Transcribe the entries that follow exactly as they appear, minus pictures.
* * *
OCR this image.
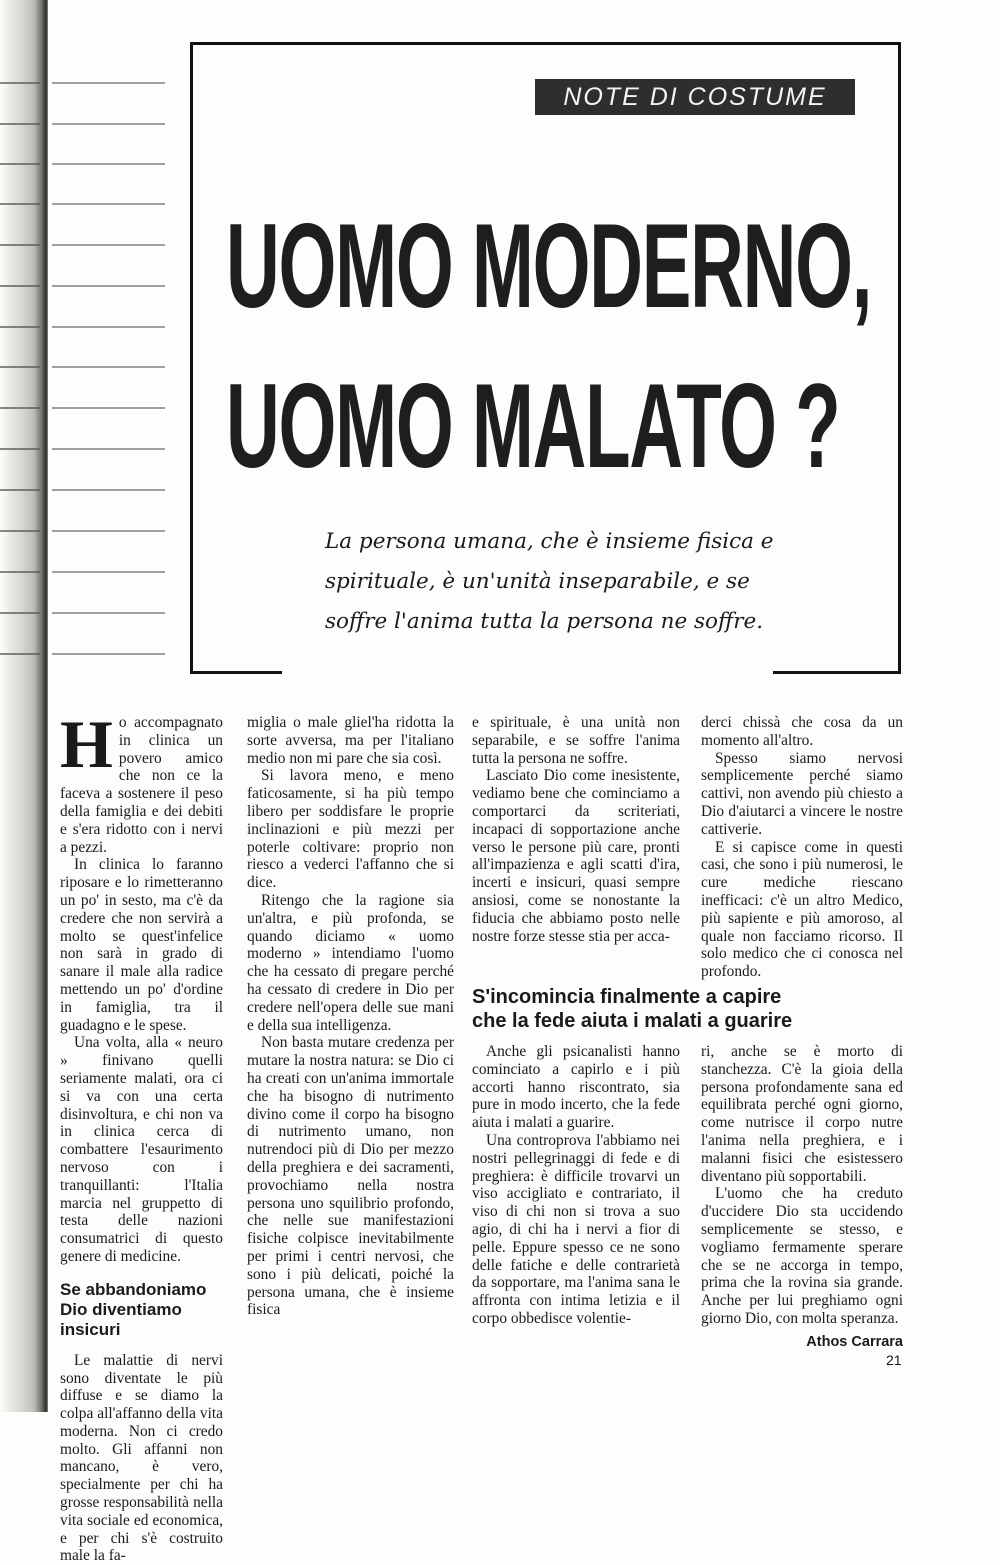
NOTE DI COSTUME
UOMO MODERNO,
UOMO MALATO ?
La persona umana, che è insieme fisica e spirituale, è un'unità inseparabile, e se soffre l'anima tutta la persona ne soffre.

Ho accompagnato in clinica un povero amico che non ce la faceva a sostenere il peso della famiglia e dei debiti e s'era ridotto con i nervi a pezzi.

In clinica lo faranno riposare e lo rimetteranno un po' in sesto, ma c'è da credere che non servirà a molto se quest'infelice non sarà in grado di sanare il male alla radice mettendo un po' d'ordine in famiglia, tra il guadagno e le spese.

Una volta, alla « neuro » finivano quelli seriamente malati, ora ci si va con una certa disinvoltura, e chi non va in clinica cerca di combattere l'esaurimento nervoso con i tranquillanti: l'Italia marcia nel gruppetto di testa delle nazioni consumatrici di questo genere di medicine.

Se abbandoniamo Dio diventiamo insicuri

Le malattie di nervi sono diventate le più diffuse e se diamo la colpa all'affanno della vita moderna. Non ci credo molto. Gli affanni non mancano, è vero, specialmente per chi ha grosse responsabilità nella vita sociale ed economica, e per chi s'è costruito male la fa-

miglia o male gliel'ha ridotta la sorte avversa, ma per l'italiano medio non mi pare che sia così.

Si lavora meno, e meno faticosamente, si ha più tempo libero per soddisfare le proprie inclinazioni e più mezzi per poterle coltivare: proprio non riesco a vederci l'affanno che si dice.

Ritengo che la ragione sia un'altra, e più profonda, se quando diciamo « uomo moderno » intendiamo l'uomo che ha cessato di pregare perché ha cessato di credere in Dio per credere nell'opera delle sue mani e della sua intelligenza.

Non basta mutare credenza per mutare la nostra natura: se Dio ci ha creati con un'anima immortale che ha bisogno di nutrimento divino come il corpo ha bisogno di nutrimento umano, non nutrendoci più di Dio per mezzo della preghiera e dei sacramenti, provochiamo nella nostra persona uno squilibrio profondo, che nelle sue manifestazioni fisiche colpisce inevitabilmente per primi i centri nervosi, che sono i più delicati, poiché la persona umana, che è insieme fisica

e spirituale, è una unità non separabile, e se soffre l'anima tutta la persona ne soffre.

Lasciato Dio come inesistente, vediamo bene che cominciamo a comportarci da scriteriati, incapaci di sopportazione anche verso le persone più care, pronti all'impazienza e agli scatti d'ira, incerti e insicuri, quasi sempre ansiosi, come se nonostante la fiducia che abbiamo posto nelle nostre forze stesse stia per acca-

derci chissà che cosa da un momento all'altro.

Spesso siamo nervosi semplicemente perché siamo cattivi, non avendo più chiesto a Dio d'aiutarci a vincere le nostre cattiverie.

E si capisce come in questi casi, che sono i più numerosi, le cure mediche riescano inefficaci: c'è un altro Medico, più sapiente e più amoroso, al quale non facciamo ricorso. Il solo medico che ci conosca nel profondo.

S'incomincia finalmente a capire
che la fede aiuta i malati a guarire

Anche gli psicanalisti hanno cominciato a capirlo e i più accorti hanno riscontrato, sia pure in modo incerto, che la fede aiuta i malati a guarire.

Una controprova l'abbiamo nei nostri pellegrinaggi di fede e di preghiera: è difficile trovarvi un viso accigliato e contrariato, il viso di chi non si trova a suo agio, di chi ha i nervi a fior di pelle. Eppure spesso ce ne sono delle fatiche e delle contrarietà da sopportare, ma l'anima sana le affronta con intima letizia e il corpo obbedisce volentie-

ri, anche se è morto di stanchezza. C'è la gioia della persona profondamente sana ed equilibrata perché ogni giorno, come nutrisce il corpo nutre l'anima nella preghiera, e i malanni fisici che esistessero diventano più sopportabili.

L'uomo che ha creduto d'uccidere Dio sta uccidendo semplicemente se stesso, e vogliamo fermamente sperare che se ne accorga in tempo, prima che la rovina sia grande. Anche per lui preghiamo ogni giorno Dio, con molta speranza.

Athos Carrara
21
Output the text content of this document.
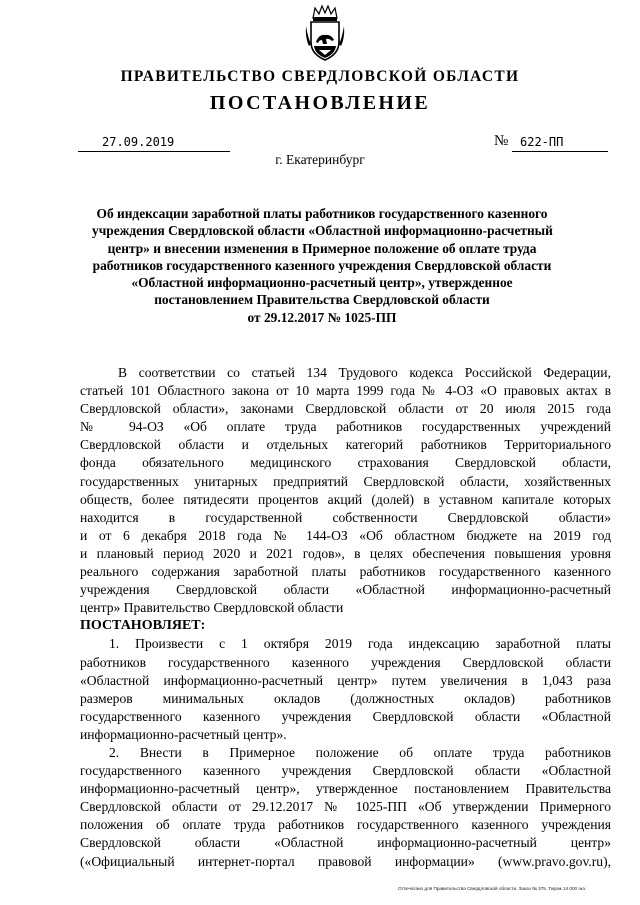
ПРАВИТЕЛЬСТВО СВЕРДЛОВСКОЙ ОБЛАСТИ
ПОСТАНОВЛЕНИЕ
27.09.2019	№ 622-ПП
г. Екатеринбург
Об индексации заработной платы работников государственного казенного
учреждения Свердловской области «Областной информационно-расчетный
центр» и внесении изменения в Примерное положение об оплате труда
работников государственного казенного учреждения Свердловской области
«Областной информационно-расчетный центр», утвержденное
постановлением Правительства Свердловской области
от 29.12.2017 № 1025-ПП
В соответствии со статьей 134 Трудового кодекса Российской Федерации,
статьей 101 Областного закона от 10 марта 1999 года № 4-ОЗ «О правовых актах в
Свердловской области», законами Свердловской области от 20 июля 2015 года
№ 94-ОЗ «Об оплате труда работников государственных учреждений
Свердловской области и отдельных категорий работников Территориального
фонда обязательного медицинского страхования Свердловской области,
государственных унитарных предприятий Свердловской области, хозяйственных
обществ, более пятидесяти процентов акций (долей) в уставном капитале которых
находится в государственной собственности Свердловской области»
и от 6 декабря 2018 года № 144-ОЗ «Об областном бюджете на 2019 год
и плановый период 2020 и 2021 годов», в целях обеспечения повышения уровня
реального содержания заработной платы работников государственного казенного
учреждения Свердловской области «Областной информационно-расчетный
центр» Правительство Свердловской области
ПОСТАНОВЛЯЕТ:
1. Произвести с 1 октября 2019 года индексацию заработной платы
работников государственного казенного учреждения Свердловской области
«Областной информационно-расчетный центр» путем увеличения в 1,043 раза
размеров минимальных окладов (должностных окладов) работников
государственного казенного учреждения Свердловской области «Областной
информационно-расчетный центр».
2. Внести в Примерное положение об оплате труда работников
государственного казенного учреждения Свердловской области «Областной
информационно-расчетный центр», утвержденное постановлением Правительства
Свердловской области от 29.12.2017 № 1025-ПП «Об утверждении Примерного
положения об оплате труда работников государственного казенного учреждения
Свердловской области «Областной информационно-расчетный центр»
(«Официальный интернет-портал правовой информации» (www.pravo.gov.ru),
Отпечатано для Правительства Свердловской области. Заказ № 375. Тираж 14 000 экз.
* * *
→ Task solution:
OCR this image.
NOTE DI COSTUME
UOMO MODERNO,
UOMO MALATO ?
La persona umana, che è insieme fisica e spirituale, è un'unità inseparabile, e se soffre l'anima tutta la persona ne soffre.

Ho accompagnato in clinica un povero amico che non ce la faceva a sostenere il peso della famiglia e dei debiti e s'era ridotto con i nervi a pezzi.

In clinica lo faranno riposare e lo rimetteranno un po' in sesto, ma c'è da credere che non servirà a molto se quest'infelice non sarà in grado di sanare il male alla radice mettendo un po' d'ordine in famiglia, tra il guadagno e le spese.

Una volta, alla « neuro » finivano quelli seriamente malati, ora ci si va con una certa disinvoltura, e chi non va in clinica cerca di combattere l'esaurimento nervoso con i tranquillanti: l'Italia marcia nel gruppetto di testa delle nazioni consumatrici di questo genere di medicine.

Se abbandoniamo Dio diventiamo insicuri

Le malattie di nervi sono diventate le più diffuse e se diamo la colpa all'affanno della vita moderna. Non ci credo molto. Gli affanni non mancano, è vero, specialmente per chi ha grosse responsabilità nella vita sociale ed economica, e per chi s'è costruito male la fa-

miglia o male gliel'ha ridotta la sorte avversa, ma per l'italiano medio non mi pare che sia così.

Si lavora meno, e meno faticosamente, si ha più tempo libero per soddisfare le proprie inclinazioni e più mezzi per poterle coltivare: proprio non riesco a vederci l'affanno che si dice.

Ritengo che la ragione sia un'altra, e più profonda, se quando diciamo « uomo moderno » intendiamo l'uomo che ha cessato di pregare perché ha cessato di credere in Dio per credere nell'opera delle sue mani e della sua intelligenza.

Non basta mutare credenza per mutare la nostra natura: se Dio ci ha creati con un'anima immortale che ha bisogno di nutrimento divino come il corpo ha bisogno di nutrimento umano, non nutrendoci più di Dio per mezzo della preghiera e dei sacramenti, provochiamo nella nostra persona uno squilibrio profondo, che nelle sue manifestazioni fisiche colpisce inevitabilmente per primi i centri nervosi, che sono i più delicati, poiché la persona umana, che è insieme fisica

e spirituale, è una unità non separabile, e se soffre l'anima tutta la persona ne soffre.

Lasciato Dio come inesistente, vediamo bene che cominciamo a comportarci da scriteriati, incapaci di sopportazione anche verso le persone più care, pronti all'impazienza e agli scatti d'ira, incerti e insicuri, quasi sempre ansiosi, come se nonostante la fiducia che abbiamo posto nelle nostre forze stesse stia per acca-

derci chissà che cosa da un momento all'altro.

Spesso siamo nervosi semplicemente perché siamo cattivi, non avendo più chiesto a Dio d'aiutarci a vincere le nostre cattiverie.

E si capisce come in questi casi, che sono i più numerosi, le cure mediche riescano inefficaci: c'è un altro Medico, più sapiente e più amoroso, al quale non facciamo ricorso. Il solo medico che ci conosca nel profondo.

S'incomincia finalmente a capire
che la fede aiuta i malati a guarire

Anche gli psicanalisti hanno cominciato a capirlo e i più accorti hanno riscontrato, sia pure in modo incerto, che la fede aiuta i malati a guarire.

Una controprova l'abbiamo nei nostri pellegrinaggi di fede e di preghiera: è difficile trovarvi un viso accigliato e contrariato, il viso di chi non si trova a suo agio, di chi ha i nervi a fior di pelle. Eppure spesso ce ne sono delle fatiche e delle contrarietà da sopportare, ma l'anima sana le affronta con intima letizia e il corpo obbedisce volentie-

ri, anche se è morto di stanchezza. C'è la gioia della persona profondamente sana ed equilibrata perché ogni giorno, come nutrisce il corpo nutre l'anima nella preghiera, e i malanni fisici che esistessero diventano più sopportabili.

L'uomo che ha creduto d'uccidere Dio sta uccidendo semplicemente se stesso, e vogliamo fermamente sperare che se ne accorga in tempo, prima che la rovina sia grande. Anche per lui preghiamo ogni giorno Dio, con molta speranza.

Athos Carrara
21
Output the text content of this document.
ПРАВИТЕЛЬСТВО СВЕРДЛОВСКОЙ ОБЛАСТИ
ПОСТАНОВЛЕНИЕ
27.09.2019	№ 622-ПП
г. Екатеринбург
Об индексации заработной платы работников государственного казенного
учреждения Свердловской области «Областной информационно-расчетный
центр» и внесении изменения в Примерное положение об оплате труда
работников государственного казенного учреждения Свердловской области
«Областной информационно-расчетный центр», утвержденное
постановлением Правительства Свердловской области
от 29.12.2017 № 1025-ПП
В соответствии со статьей 134 Трудового кодекса Российской Федерации,
статьей 101 Областного закона от 10 марта 1999 года № 4-ОЗ «О правовых актах в
Свердловской области», законами Свердловской области от 20 июля 2015 года
№ 94-ОЗ «Об оплате труда работников государственных учреждений
Свердловской области и отдельных категорий работников Территориального
фонда обязательного медицинского страхования Свердловской области,
государственных унитарных предприятий Свердловской области, хозяйственных
обществ, более пятидесяти процентов акций (долей) в уставном капитале которых
находится в государственной собственности Свердловской области»
и от 6 декабря 2018 года № 144-ОЗ «Об областном бюджете на 2019 год
и плановый период 2020 и 2021 годов», в целях обеспечения повышения уровня
реального содержания заработной платы работников государственного казенного
учреждения Свердловской области «Областной информационно-расчетный
центр» Правительство Свердловской области
ПОСТАНОВЛЯЕТ:
1. Произвести с 1 октября 2019 года индексацию заработной платы
работников государственного казенного учреждения Свердловской области
«Областной информационно-расчетный центр» путем увеличения в 1,043 раза
размеров минимальных окладов (должностных окладов) работников
государственного казенного учреждения Свердловской области «Областной
информационно-расчетный центр».
2. Внести в Примерное положение об оплате труда работников
государственного казенного учреждения Свердловской области «Областной
информационно-расчетный центр», утвержденное постановлением Правительства
Свердловской области от 29.12.2017 № 1025-ПП «Об утверждении Примерного
положения об оплате труда работников государственного казенного учреждения
Свердловской области «Областной информационно-расчетный центр»
(«Официальный интернет-портал правовой информации» (www.pravo.gov.ru),
Отпечатано для Правительства Свердловской области. Заказ № 375. Тираж 14 000 экз.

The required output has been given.